Set task: From the entries that follow, extract each line holding the string "чабрецом".

Stored items:
======

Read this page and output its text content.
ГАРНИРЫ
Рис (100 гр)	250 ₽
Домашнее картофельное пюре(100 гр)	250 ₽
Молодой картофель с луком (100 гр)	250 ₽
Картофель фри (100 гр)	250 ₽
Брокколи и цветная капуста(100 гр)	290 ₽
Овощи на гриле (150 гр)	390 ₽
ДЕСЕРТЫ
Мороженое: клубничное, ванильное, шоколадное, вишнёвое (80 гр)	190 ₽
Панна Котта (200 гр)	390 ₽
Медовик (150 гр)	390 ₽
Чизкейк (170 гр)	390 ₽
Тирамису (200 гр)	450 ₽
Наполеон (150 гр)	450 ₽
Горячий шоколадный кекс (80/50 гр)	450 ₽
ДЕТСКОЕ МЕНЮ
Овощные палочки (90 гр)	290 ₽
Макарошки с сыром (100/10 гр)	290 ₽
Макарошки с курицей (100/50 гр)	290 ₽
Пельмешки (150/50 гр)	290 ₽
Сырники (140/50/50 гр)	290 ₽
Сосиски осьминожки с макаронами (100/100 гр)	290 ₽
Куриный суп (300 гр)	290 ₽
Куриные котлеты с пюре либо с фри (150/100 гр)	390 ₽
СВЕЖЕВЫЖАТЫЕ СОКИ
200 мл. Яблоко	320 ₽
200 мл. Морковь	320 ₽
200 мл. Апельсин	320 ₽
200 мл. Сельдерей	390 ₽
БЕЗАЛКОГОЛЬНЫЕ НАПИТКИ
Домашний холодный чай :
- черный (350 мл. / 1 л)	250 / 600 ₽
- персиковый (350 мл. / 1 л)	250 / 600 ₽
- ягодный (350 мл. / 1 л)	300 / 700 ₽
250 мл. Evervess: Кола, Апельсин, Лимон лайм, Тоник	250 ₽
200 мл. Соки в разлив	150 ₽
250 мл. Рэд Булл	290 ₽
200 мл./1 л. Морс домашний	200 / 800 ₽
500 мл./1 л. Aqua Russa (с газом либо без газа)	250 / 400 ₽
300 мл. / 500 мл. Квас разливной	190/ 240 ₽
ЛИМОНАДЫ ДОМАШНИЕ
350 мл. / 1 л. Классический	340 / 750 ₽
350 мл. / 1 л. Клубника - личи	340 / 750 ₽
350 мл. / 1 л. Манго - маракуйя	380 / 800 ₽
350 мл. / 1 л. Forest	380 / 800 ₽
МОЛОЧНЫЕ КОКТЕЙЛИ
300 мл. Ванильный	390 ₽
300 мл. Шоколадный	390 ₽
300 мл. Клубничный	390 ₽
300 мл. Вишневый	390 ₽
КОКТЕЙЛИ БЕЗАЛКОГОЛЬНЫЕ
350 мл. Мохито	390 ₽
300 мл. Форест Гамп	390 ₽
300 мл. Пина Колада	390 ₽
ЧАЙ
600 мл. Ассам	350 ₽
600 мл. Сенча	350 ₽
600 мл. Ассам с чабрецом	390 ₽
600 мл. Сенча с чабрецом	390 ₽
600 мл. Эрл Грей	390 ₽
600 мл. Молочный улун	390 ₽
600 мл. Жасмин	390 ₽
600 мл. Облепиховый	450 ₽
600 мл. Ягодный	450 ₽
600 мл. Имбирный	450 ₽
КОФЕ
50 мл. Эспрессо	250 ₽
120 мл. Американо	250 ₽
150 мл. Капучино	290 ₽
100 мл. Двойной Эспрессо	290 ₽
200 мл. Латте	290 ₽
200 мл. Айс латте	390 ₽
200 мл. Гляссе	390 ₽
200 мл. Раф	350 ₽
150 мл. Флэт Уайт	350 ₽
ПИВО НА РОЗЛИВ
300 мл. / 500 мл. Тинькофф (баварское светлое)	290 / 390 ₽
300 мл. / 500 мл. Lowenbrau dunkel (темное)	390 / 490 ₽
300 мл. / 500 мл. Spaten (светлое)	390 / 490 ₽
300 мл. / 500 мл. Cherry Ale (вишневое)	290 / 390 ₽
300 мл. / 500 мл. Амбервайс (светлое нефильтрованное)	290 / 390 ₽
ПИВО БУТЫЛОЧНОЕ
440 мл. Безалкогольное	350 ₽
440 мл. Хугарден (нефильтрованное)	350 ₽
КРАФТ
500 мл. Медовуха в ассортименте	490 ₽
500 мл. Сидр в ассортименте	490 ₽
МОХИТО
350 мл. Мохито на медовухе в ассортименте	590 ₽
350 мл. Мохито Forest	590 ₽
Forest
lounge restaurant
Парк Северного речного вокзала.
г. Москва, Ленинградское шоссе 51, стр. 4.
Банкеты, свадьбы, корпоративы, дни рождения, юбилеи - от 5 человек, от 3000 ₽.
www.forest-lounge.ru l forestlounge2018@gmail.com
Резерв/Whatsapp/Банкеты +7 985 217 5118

======

Full answer:
600 мл. Ассам с чабрецом	390 ₽
600 мл. Сенча с чабрецом	390 ₽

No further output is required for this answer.